## BEGIN
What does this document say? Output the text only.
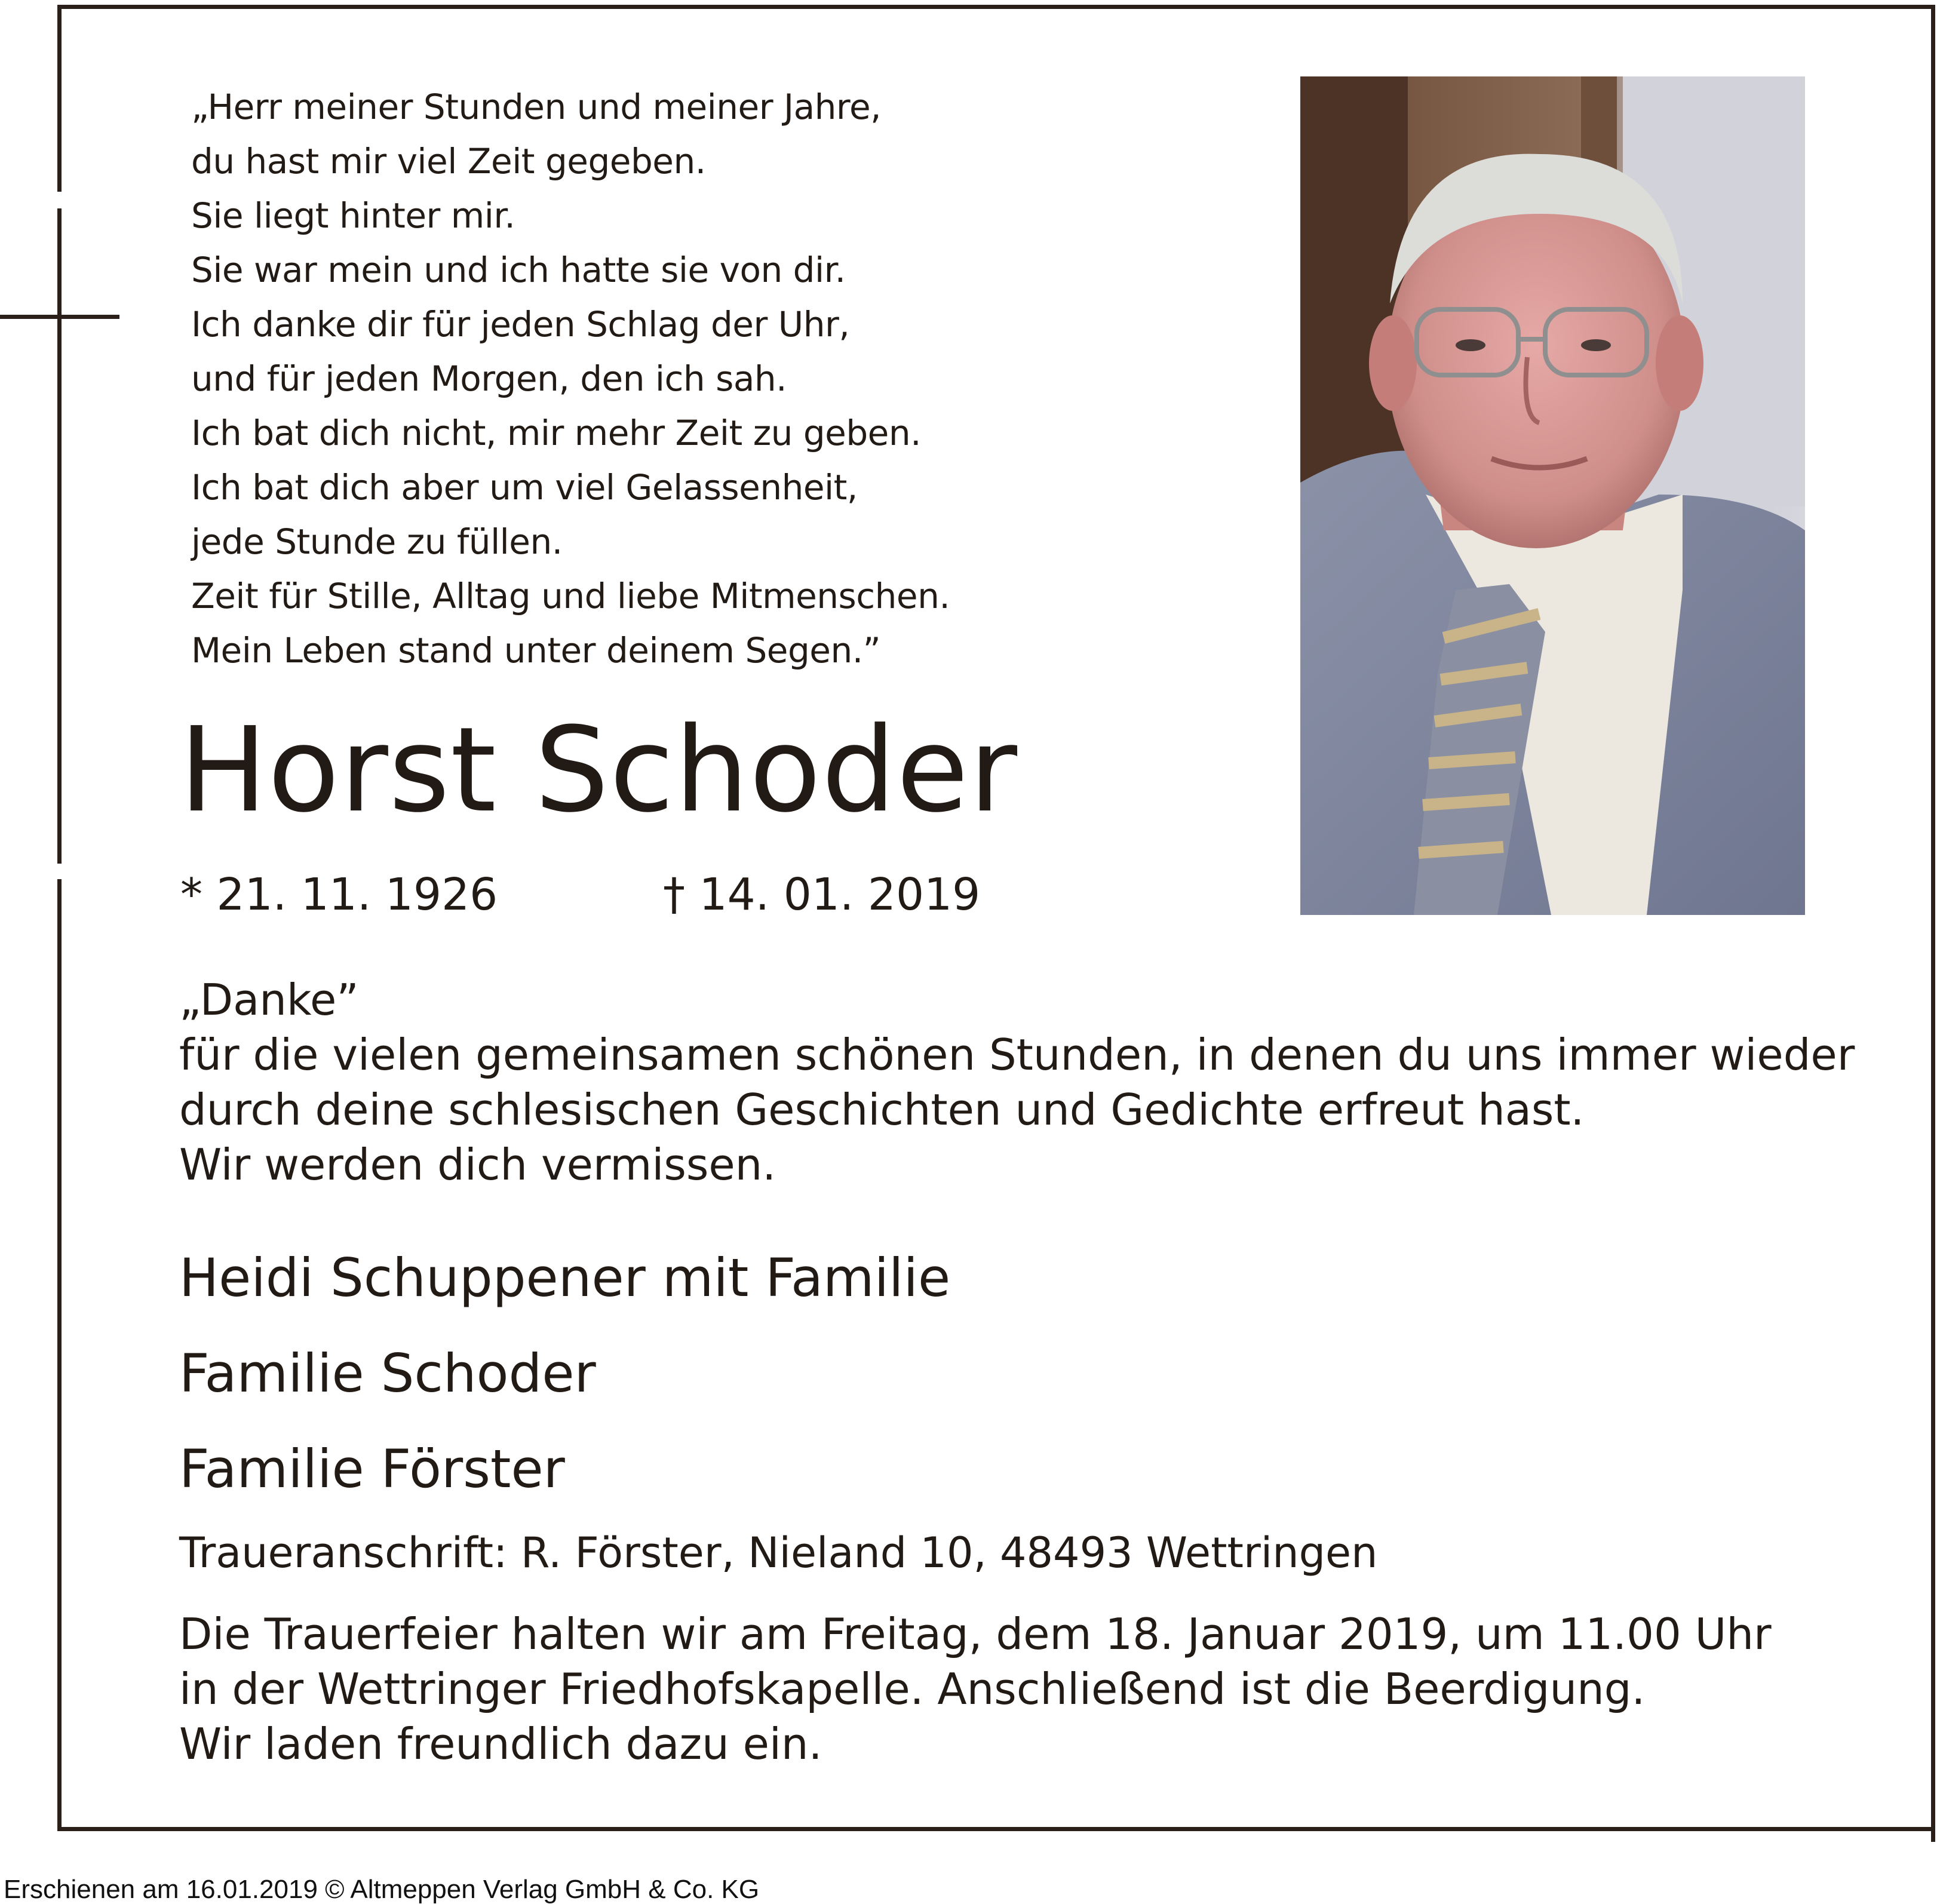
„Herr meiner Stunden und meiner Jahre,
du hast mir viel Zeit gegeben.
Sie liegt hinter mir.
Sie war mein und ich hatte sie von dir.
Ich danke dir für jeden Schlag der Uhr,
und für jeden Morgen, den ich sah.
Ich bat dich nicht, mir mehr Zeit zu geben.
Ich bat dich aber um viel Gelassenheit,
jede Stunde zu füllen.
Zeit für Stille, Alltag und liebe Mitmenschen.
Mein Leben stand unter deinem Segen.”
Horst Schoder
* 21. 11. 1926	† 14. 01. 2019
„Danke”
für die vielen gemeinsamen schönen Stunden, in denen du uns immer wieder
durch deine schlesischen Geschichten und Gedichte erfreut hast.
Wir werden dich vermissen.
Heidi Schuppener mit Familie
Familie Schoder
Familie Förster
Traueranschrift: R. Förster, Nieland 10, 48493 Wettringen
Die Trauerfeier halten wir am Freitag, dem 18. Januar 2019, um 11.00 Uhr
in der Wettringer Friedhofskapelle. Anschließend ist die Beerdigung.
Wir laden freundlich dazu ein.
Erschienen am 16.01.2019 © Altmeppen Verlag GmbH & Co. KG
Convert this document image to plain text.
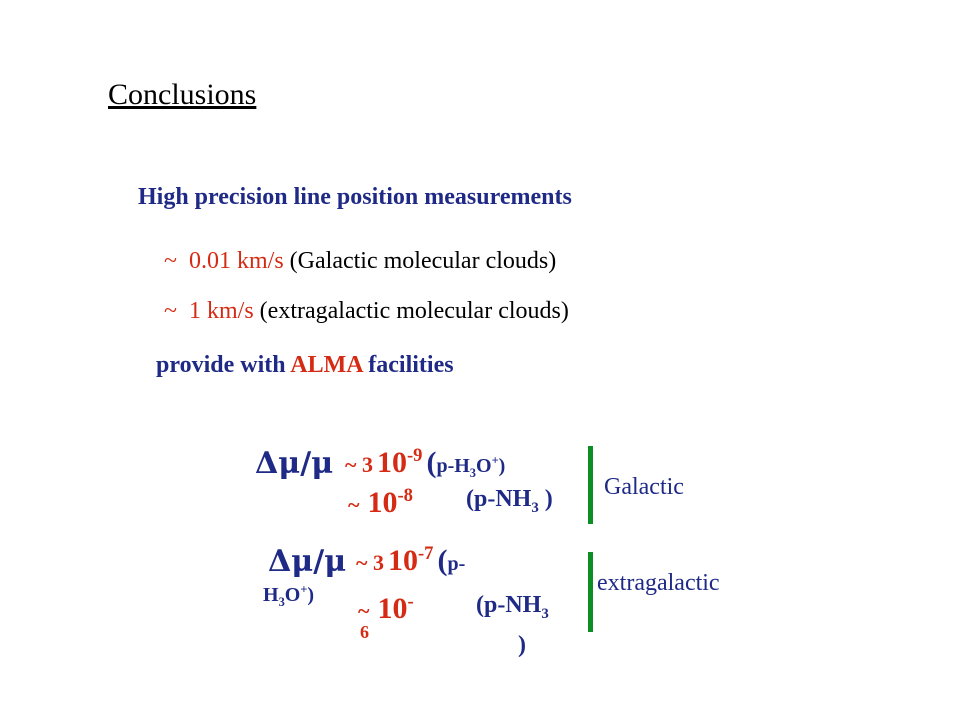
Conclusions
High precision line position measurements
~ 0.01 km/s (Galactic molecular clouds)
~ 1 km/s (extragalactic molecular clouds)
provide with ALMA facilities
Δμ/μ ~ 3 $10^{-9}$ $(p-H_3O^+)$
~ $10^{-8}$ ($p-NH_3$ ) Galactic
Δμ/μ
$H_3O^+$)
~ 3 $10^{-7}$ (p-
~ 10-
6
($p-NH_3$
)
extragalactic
## END
**EXERCISE TASK:** Print all of the records shown above exactly, leaving out each picture.

**RESULT:**
What does this document say? Output the text only.
„Herr meiner Stunden und meiner Jahre,
du hast mir viel Zeit gegeben.
Sie liegt hinter mir.
Sie war mein und ich hatte sie von dir.
Ich danke dir für jeden Schlag der Uhr,
und für jeden Morgen, den ich sah.
Ich bat dich nicht, mir mehr Zeit zu geben.
Ich bat dich aber um viel Gelassenheit,
jede Stunde zu füllen.
Zeit für Stille, Alltag und liebe Mitmenschen.
Mein Leben stand unter deinem Segen.”
Horst Schoder
* 21. 11. 1926	† 14. 01. 2019
„Danke”
für die vielen gemeinsamen schönen Stunden, in denen du uns immer wieder
durch deine schlesischen Geschichten und Gedichte erfreut hast.
Wir werden dich vermissen.
Heidi Schuppener mit Familie
Familie Schoder
Familie Förster
Traueranschrift: R. Förster, Nieland 10, 48493 Wettringen
Die Trauerfeier halten wir am Freitag, dem 18. Januar 2019, um 11.00 Uhr
in der Wettringer Friedhofskapelle. Anschließend ist die Beerdigung.
Wir laden freundlich dazu ein.
Erschienen am 16.01.2019 © Altmeppen Verlag GmbH & Co. KG
Convert this document image to plain text.
Conclusions
High precision line position measurements
~ 0.01 km/s (Galactic molecular clouds)
~ 1 km/s (extragalactic molecular clouds)
provide with ALMA facilities
Δμ/μ ~ 3 $10^{-9}$ $(p-H_3O^+)$
~ $10^{-8}$ ($p-NH_3$ ) Galactic
Δμ/μ
$H_3O^+$)
~ 3 $10^{-7}$ (p-
~ 10-
6
($p-NH_3$
)
extragalactic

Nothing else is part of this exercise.